Scan the data below for the string "علاقة". Show every line where it turns up.
· · · ·
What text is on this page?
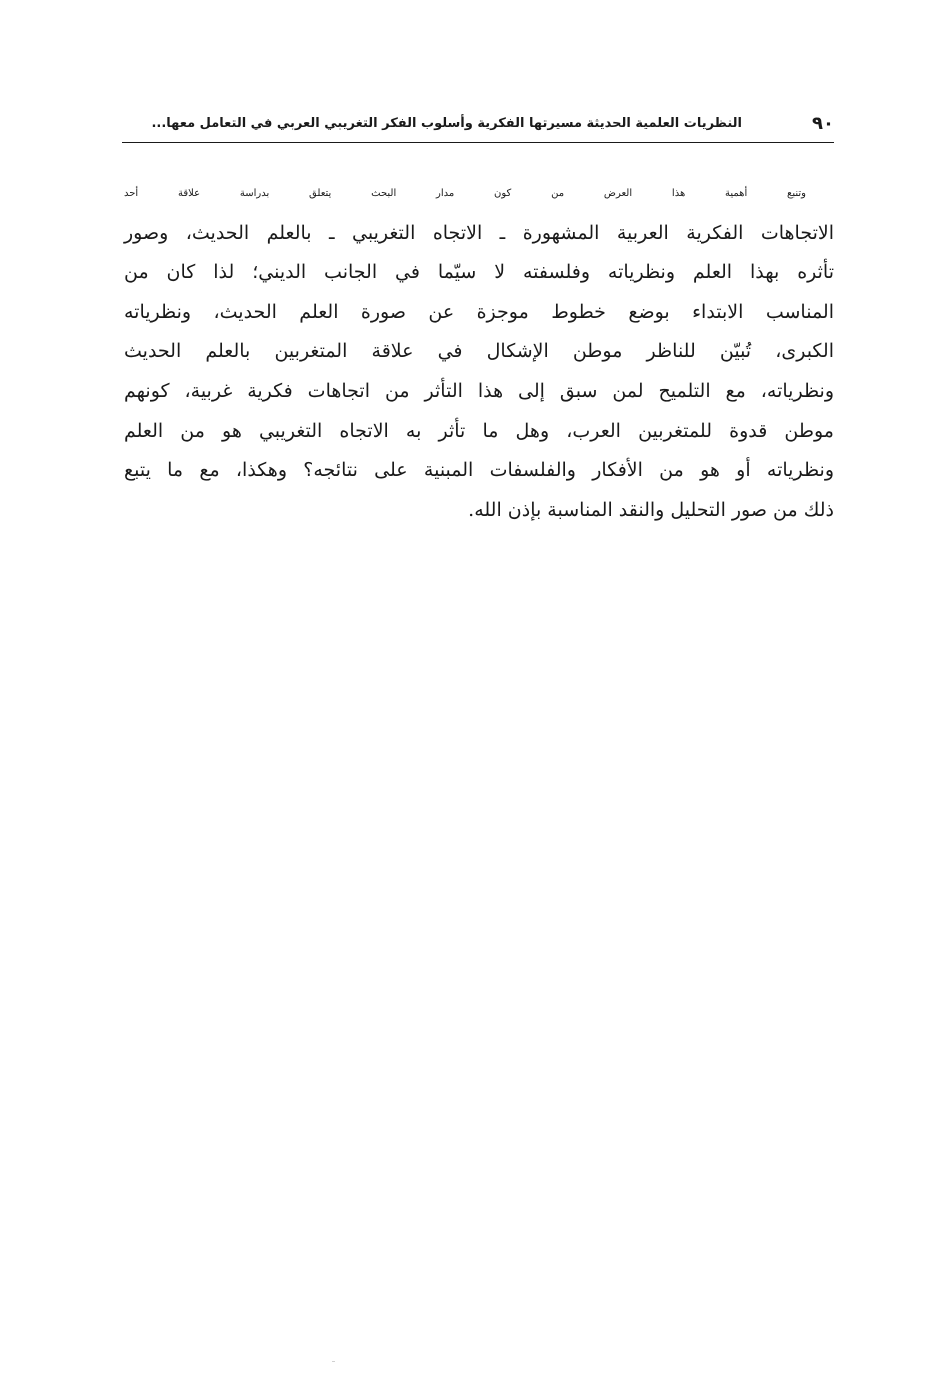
٩٠
النظريات العلمية الحديثة مسيرتها الفكرية وأسلوب الفكر التغريبي العربي في التعامل معها...
وتنبع أهمية هذا العرض من كون مدار البحث يتعلق بدراسة علاقة أحد
الاتجاهات الفكرية العربية المشهورة ـ الاتجاه التغريبي ـ بالعلم الحديث، وصور
تأثره بهذا العلم ونظرياته وفلسفته لا سيّما في الجانب الديني؛ لذا كان من
المناسب الابتداء بوضع خطوط موجزة عن صورة العلم الحديث، ونظرياته
الكبرى، تُبيّن للناظر موطن الإشكال في علاقة المتغربين بالعلم الحديث
ونظرياته، مع التلميح لمن سبق إلى هذا التأثر من اتجاهات فكرية غربية، كونهم
موطن قدوة للمتغربين العرب، وهل ما تأثر به الاتجاه التغريبي هو من العلم
ونظرياته أو هو من الأفكار والفلسفات المبنية على نتائجه؟ وهكذا، مع ما يتبع
ذلك من صور التحليل والنقد المناسبة بإذن الله.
· · · ·
RESPONSE BELOW:
وتنبع أهمية هذا العرض من كون مدار البحث يتعلق بدراسة علاقة أحد
الكبرى، تُبيّن للناظر موطن الإشكال في علاقة المتغربين بالعلم الحديث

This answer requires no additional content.